Trecho do texto:
----------
Se tem uma coisa que roteiro não se permite é desenvolver discussões racistas que atualmente inflamam facilmente os grupos neo-conservadores que adoram discursos boçais, e que poderiam facilmente ter sido abordados caso os roteiristas tivessem ido para um caminho mais óbvio. Nem críticas sociais ou políticas direcionadas à cor estão presentes porque no fictício país de Wakanda isso não existe. É uma sociedade tão próspera e intelectualmente avançada que nunca foi influenciada por nenhuma outra nação. Mesmo que o filme seja inteiramente em inglês por uma questão de linguagem cinematográfica, o sotaque utilizado é originalmente africano, e em várias situações os diálogos são em línguas nativas, como a Xhosa, lingua banto nguni falada por mais de 19 milhões de pessoas e uma das mais complexas. Só há uma exceção em um único momento, no diálogo entre Erik (Michael B. Jordan) com uma curadora na sequência do museu, em que ele afirma que foi estranhado pelos seguranças desde o momento que havia entrado, sendo esta situação o máximo da visão mais simplista sobre o preconceito e discriminação que o roteiro chega perto. Mas é importante notar que isso acontece porque a situação não se passa em Wakanda, mas no Estados Unidos, ou seja: coesão e coerência com o tempo e espaço onde as situações ocorrem.

A seriedade do filme não se sustenta no senso comum, mas muito além disso. Ela vai lá nas suas fundações, resgatando os períodos coloniais e escravistas, do abuso das nações e suas intervenções, evitando culpar quem é consequência disso, mas culpando diretamente quem foi responsável e impondo que é função de quem vive o momento de iniciar a mudança. Não é à toa que o mesmo Erik é aquele que irá soltar a frase mais amarga de todas quando diz que, assim como seus ancestrais se jogaram dos navios negreiros ao mar para não viverem presos, ele prefere morrer a ser enjaulado.
----------
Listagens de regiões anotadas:
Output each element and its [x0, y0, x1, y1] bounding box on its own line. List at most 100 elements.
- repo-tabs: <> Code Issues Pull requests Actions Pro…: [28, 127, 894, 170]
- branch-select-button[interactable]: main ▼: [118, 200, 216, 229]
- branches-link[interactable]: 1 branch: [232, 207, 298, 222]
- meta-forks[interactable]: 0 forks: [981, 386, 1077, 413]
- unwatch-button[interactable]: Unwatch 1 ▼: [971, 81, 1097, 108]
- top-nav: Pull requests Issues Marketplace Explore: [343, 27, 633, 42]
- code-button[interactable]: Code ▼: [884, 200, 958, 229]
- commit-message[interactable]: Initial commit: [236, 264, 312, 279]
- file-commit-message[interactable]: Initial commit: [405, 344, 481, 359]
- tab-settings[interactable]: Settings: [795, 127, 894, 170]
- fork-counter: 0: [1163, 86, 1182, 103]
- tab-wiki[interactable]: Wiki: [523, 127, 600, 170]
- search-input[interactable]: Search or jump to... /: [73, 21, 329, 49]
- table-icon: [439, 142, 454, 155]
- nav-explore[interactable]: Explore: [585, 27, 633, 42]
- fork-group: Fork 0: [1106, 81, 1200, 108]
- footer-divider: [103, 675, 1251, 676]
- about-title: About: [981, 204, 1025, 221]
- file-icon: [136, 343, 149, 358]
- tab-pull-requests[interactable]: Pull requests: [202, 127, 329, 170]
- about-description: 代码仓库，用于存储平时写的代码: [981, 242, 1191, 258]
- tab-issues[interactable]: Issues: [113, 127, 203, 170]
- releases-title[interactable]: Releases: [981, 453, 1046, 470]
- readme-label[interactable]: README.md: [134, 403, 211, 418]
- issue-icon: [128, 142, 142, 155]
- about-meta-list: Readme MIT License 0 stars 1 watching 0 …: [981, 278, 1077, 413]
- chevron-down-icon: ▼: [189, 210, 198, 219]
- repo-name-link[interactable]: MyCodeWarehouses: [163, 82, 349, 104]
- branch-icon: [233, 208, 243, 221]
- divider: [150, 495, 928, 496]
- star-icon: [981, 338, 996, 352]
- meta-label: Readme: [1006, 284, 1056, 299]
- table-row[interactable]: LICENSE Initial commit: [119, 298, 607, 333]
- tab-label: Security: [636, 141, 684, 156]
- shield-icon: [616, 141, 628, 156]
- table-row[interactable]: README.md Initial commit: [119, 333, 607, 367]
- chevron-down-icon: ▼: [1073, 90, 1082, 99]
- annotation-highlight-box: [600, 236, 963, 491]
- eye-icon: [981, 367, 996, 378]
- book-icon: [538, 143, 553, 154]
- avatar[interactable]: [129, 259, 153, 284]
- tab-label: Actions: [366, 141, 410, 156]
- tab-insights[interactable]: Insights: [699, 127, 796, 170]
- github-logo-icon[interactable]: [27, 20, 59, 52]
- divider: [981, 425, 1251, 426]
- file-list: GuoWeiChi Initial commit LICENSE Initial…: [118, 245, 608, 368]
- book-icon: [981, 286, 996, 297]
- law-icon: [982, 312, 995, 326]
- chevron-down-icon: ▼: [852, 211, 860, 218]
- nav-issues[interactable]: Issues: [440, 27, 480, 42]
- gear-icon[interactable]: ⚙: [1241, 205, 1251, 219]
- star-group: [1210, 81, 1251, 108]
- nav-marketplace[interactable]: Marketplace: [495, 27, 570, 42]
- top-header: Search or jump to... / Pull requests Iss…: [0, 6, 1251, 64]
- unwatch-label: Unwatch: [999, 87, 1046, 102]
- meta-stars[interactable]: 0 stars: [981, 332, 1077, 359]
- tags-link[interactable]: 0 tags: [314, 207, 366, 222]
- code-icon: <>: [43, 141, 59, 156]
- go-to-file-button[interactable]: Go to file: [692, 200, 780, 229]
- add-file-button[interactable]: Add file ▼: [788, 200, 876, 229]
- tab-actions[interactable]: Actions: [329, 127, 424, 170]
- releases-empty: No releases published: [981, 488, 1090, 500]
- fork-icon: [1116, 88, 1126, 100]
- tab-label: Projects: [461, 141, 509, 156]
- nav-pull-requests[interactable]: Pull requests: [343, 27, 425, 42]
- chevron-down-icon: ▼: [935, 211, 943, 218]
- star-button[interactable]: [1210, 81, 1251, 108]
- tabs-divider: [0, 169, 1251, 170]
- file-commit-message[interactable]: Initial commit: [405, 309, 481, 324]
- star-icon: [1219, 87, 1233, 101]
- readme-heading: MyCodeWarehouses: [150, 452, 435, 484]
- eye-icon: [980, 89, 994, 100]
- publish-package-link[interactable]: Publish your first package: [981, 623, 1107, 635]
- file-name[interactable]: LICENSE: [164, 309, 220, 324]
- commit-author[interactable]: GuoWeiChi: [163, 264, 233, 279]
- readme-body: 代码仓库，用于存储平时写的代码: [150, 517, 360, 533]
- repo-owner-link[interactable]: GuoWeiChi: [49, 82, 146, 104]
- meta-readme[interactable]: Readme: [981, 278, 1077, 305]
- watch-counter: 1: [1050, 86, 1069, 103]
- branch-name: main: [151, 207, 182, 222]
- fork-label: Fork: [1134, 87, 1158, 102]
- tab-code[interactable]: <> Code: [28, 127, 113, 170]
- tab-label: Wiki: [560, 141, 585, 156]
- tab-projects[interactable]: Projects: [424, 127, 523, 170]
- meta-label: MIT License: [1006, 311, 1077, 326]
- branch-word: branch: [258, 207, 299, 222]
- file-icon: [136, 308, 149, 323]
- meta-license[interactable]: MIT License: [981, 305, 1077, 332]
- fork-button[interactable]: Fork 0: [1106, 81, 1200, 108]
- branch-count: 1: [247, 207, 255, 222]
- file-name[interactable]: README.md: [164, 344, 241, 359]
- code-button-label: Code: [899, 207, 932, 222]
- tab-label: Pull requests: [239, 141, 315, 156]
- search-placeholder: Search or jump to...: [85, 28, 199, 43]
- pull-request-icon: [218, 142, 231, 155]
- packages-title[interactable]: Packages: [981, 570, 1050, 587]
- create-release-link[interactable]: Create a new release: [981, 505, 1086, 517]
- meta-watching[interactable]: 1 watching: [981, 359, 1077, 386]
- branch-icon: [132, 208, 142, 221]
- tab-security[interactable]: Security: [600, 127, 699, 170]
----------
Atividades propostas:
#1 Reproduza o trecho do texto sobre o filme que começa em "A seriedade do" e segue até "a ser enjaulado.".
#2 De acordo com o texto sobre o filme, em que língua nativa são falados vários diálogos, e quantas pessoas a falam?

Respostas:
#1
A seriedade do filme não se sustenta no senso comum, mas muito além disso. Ela vai lá nas suas fundações, resgatando os períodos coloniais e escravistas, do abuso das nações e suas intervenções, evitando culpar quem é consequência disso, mas culpando diretamente quem foi responsável e impondo que é função de quem vive o momento de iniciar a mudança. Não é à toa que o mesmo Erik é aquele que irá soltar a frase mais amarga de todas quando diz que, assim como seus ancestrais se jogaram dos navios negreiros ao mar para não viverem presos, ele prefere morrer a ser enjaulado.

#2 Em xhosa, falada por mais de 19 milhões de pessoas.